## [Exercise requirements]
The records that follow are to be repeated exactly, with the pictures removed.

[Part of a data file]
.....
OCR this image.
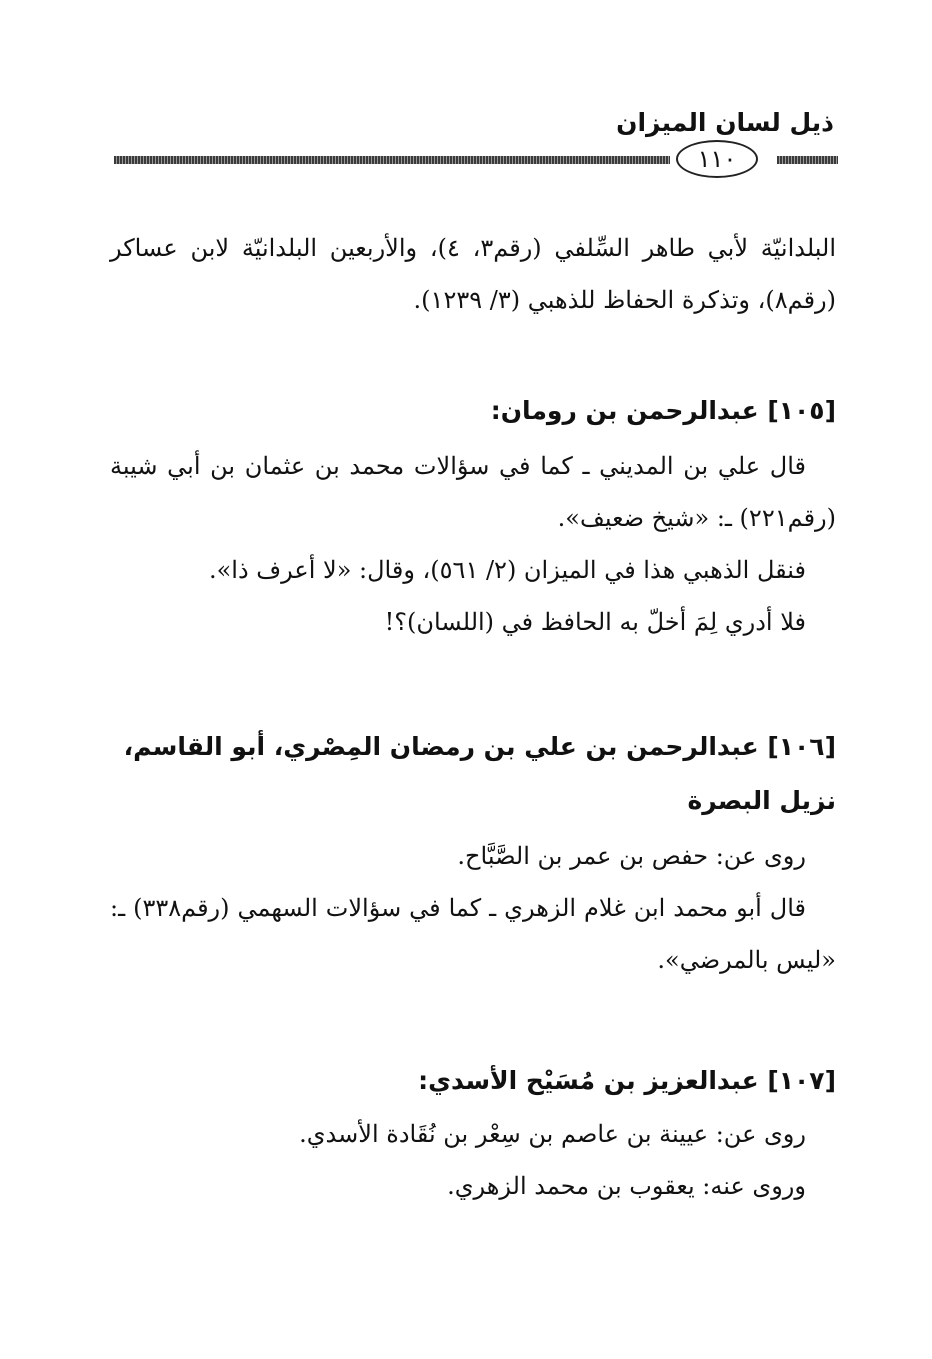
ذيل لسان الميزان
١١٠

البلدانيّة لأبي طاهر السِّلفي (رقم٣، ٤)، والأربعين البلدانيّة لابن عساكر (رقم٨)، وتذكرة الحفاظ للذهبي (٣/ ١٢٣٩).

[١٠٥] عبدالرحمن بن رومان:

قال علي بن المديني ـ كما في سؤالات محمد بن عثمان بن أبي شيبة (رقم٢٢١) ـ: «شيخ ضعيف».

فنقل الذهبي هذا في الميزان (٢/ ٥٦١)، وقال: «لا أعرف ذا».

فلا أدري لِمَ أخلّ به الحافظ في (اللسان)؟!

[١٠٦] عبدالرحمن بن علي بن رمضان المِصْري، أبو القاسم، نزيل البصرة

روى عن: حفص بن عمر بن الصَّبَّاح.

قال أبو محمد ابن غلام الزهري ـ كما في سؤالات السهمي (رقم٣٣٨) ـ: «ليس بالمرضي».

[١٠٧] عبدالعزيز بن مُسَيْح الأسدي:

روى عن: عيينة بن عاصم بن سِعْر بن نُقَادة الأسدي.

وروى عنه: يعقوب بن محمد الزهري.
.....
## [Correct output]
OCR this image.
ذيل لسان الميزان
١١٠

البلدانيّة لأبي طاهر السِّلفي (رقم٣، ٤)، والأربعين البلدانيّة لابن عساكر (رقم٨)، وتذكرة الحفاظ للذهبي (٣/ ١٢٣٩).

[١٠٥] عبدالرحمن بن رومان:

قال علي بن المديني ـ كما في سؤالات محمد بن عثمان بن أبي شيبة (رقم٢٢١) ـ: «شيخ ضعيف».

فنقل الذهبي هذا في الميزان (٢/ ٥٦١)، وقال: «لا أعرف ذا».

فلا أدري لِمَ أخلّ به الحافظ في (اللسان)؟!

[١٠٦] عبدالرحمن بن علي بن رمضان المِصْري، أبو القاسم، نزيل البصرة

روى عن: حفص بن عمر بن الصَّبَّاح.

قال أبو محمد ابن غلام الزهري ـ كما في سؤالات السهمي (رقم٣٣٨) ـ: «ليس بالمرضي».

[١٠٧] عبدالعزيز بن مُسَيْح الأسدي:

روى عن: عيينة بن عاصم بن سِعْر بن نُقَادة الأسدي.

وروى عنه: يعقوب بن محمد الزهري.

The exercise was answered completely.